## What you are asked to do
Select from the data all lines with the word "world".

Source data:
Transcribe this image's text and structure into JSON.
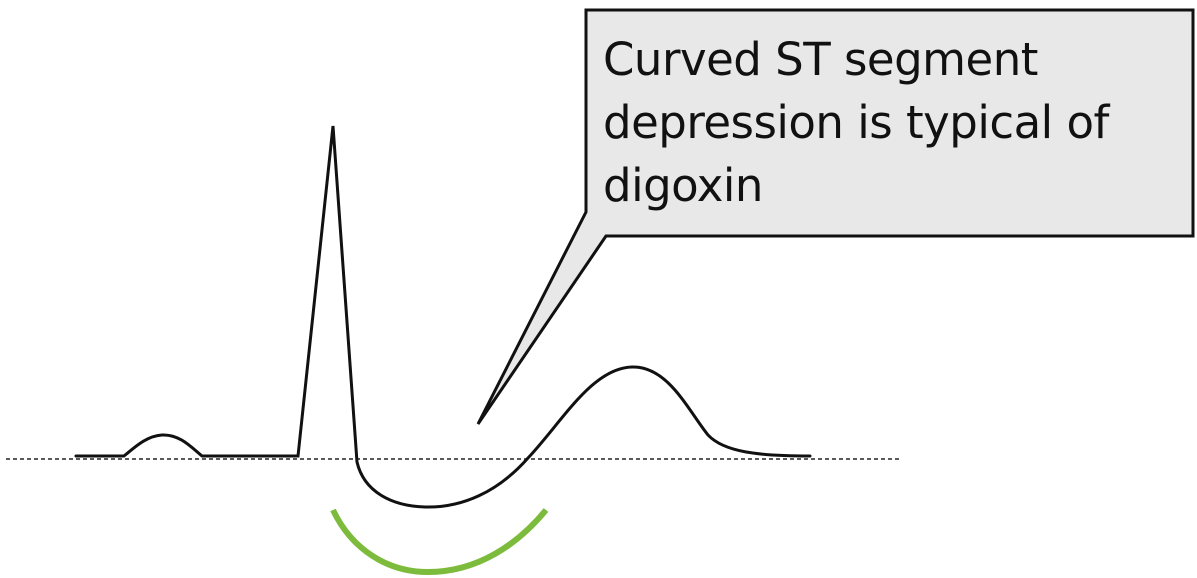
{
  "callout": {
    "lines": [
      "Curved ST segment",
      "depression is typical of",
      "digoxin"
    ]
  },
  "colors": {
    "trace": "#111111",
    "baseline": "#222222",
    "callout_fill": "#e8e8e8",
    "callout_border": "#111111",
    "highlight_arc": "#7dbb3c"
  }
}
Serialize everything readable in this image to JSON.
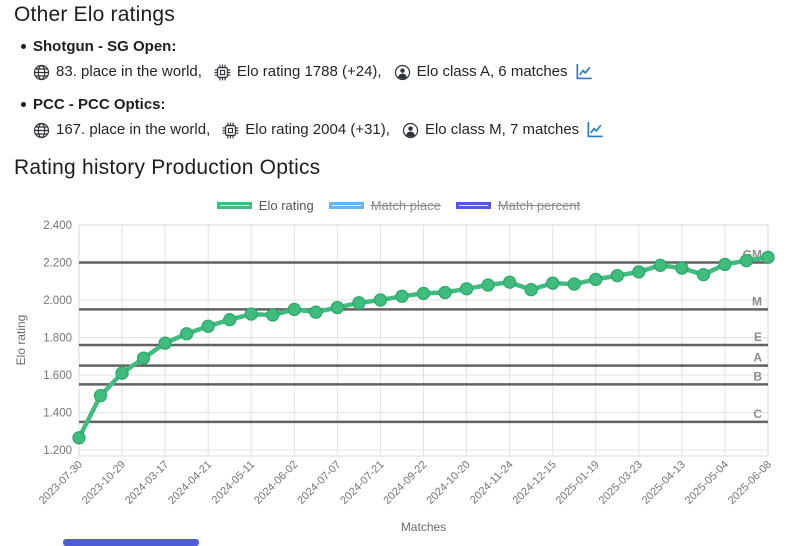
{
  "header": {
    "title": "Other Elo ratings"
  },
  "ratings": [
    {
      "title": "Shotgun - SG Open:",
      "place": "83. place in the world,",
      "rating": "Elo rating 1788 (+24),",
      "class_info": "Elo class A, 6 matches"
    },
    {
      "title": "PCC - PCC Optics:",
      "place": "167. place in the world,",
      "rating": "Elo rating 2004 (+31),",
      "class_info": "Elo class M, 7 matches"
    }
  ],
  "icons": {
    "place": "globe-icon",
    "rating": "cpu-icon",
    "class": "person-icon",
    "history_link": "line-chart-icon"
  },
  "history": {
    "title": "Rating history Production Optics"
  },
  "legend": [
    {
      "label": "Elo rating",
      "color": "#3fbc7e",
      "disabled": false
    },
    {
      "label": "Match place",
      "color": "#66b4f5",
      "disabled": true
    },
    {
      "label": "Match percent",
      "color": "#5757e0",
      "disabled": true
    }
  ],
  "chart_data": {
    "type": "line",
    "title": "Rating history Production Optics",
    "xlabel": "Matches",
    "ylabel": "Elo rating",
    "ylim": [
      1168,
      2400
    ],
    "grid": true,
    "legend_position": "top",
    "y_ticks": [
      {
        "label": "2.400",
        "value": 2400
      },
      {
        "label": "2.200",
        "value": 2200
      },
      {
        "label": "2.000",
        "value": 2000
      },
      {
        "label": "1.800",
        "value": 1800
      },
      {
        "label": "1.600",
        "value": 1600
      },
      {
        "label": "1.400",
        "value": 1400
      },
      {
        "label": "1.200",
        "value": 1200
      }
    ],
    "x_tick_labels": [
      "2023-07-30",
      "2023-10-29",
      "2024-03-17",
      "2024-04-21",
      "2024-05-11",
      "2024-06-02",
      "2024-07-07",
      "2024-07-21",
      "2024-09-22",
      "2024-10-20",
      "2024-11-24",
      "2024-12-15",
      "2025-01-19",
      "2025-03-23",
      "2025-04-13",
      "2025-05-04",
      "2025-06-08"
    ],
    "x_labels_every_n_points": 2,
    "class_lines": [
      {
        "label": "GM",
        "value": 2200
      },
      {
        "label": "M",
        "value": 1950
      },
      {
        "label": "E",
        "value": 1760
      },
      {
        "label": "A",
        "value": 1650
      },
      {
        "label": "B",
        "value": 1550
      },
      {
        "label": "C",
        "value": 1350
      }
    ],
    "series": [
      {
        "name": "Elo rating",
        "color": "#3fbc7e",
        "values": [
          1265,
          1490,
          1610,
          1690,
          1770,
          1820,
          1860,
          1895,
          1925,
          1920,
          1950,
          1935,
          1960,
          1985,
          2000,
          2020,
          2035,
          2040,
          2060,
          2080,
          2095,
          2055,
          2090,
          2085,
          2110,
          2130,
          2150,
          2185,
          2170,
          2135,
          2190,
          2210,
          2228
        ]
      }
    ]
  }
}
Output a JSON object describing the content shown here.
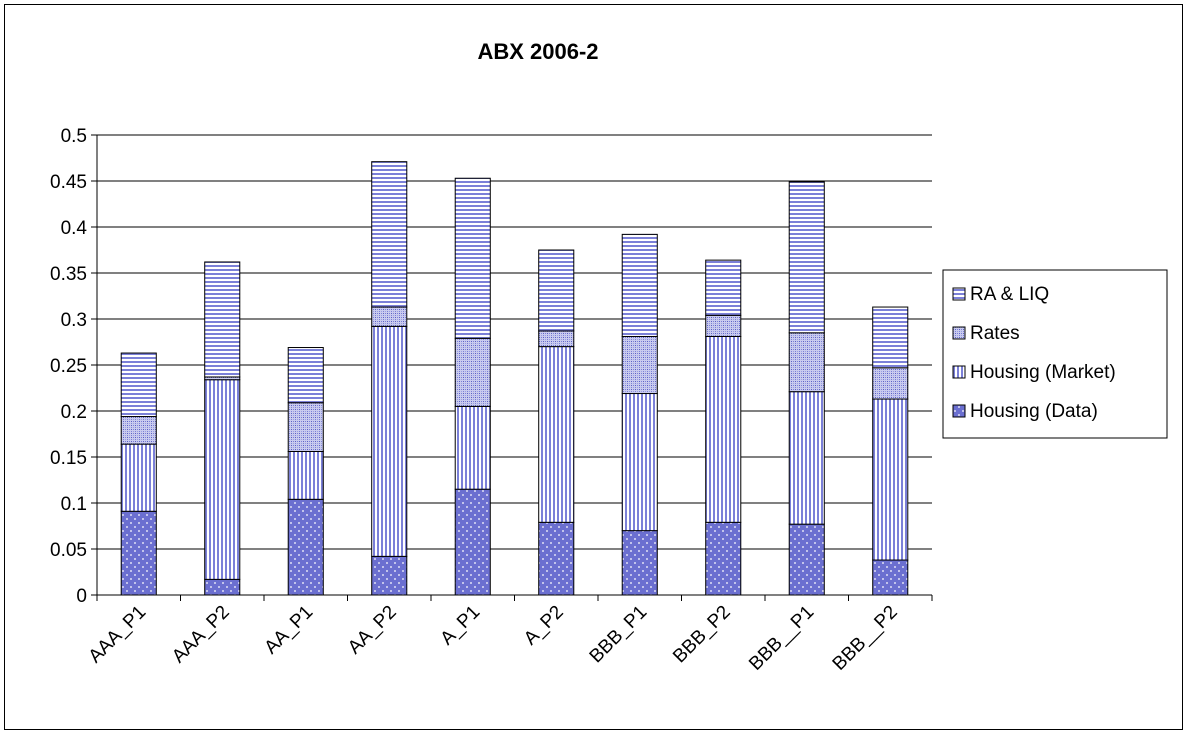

## The response
      "place": "83. place in the world,",
      "place": "167. place in the world,",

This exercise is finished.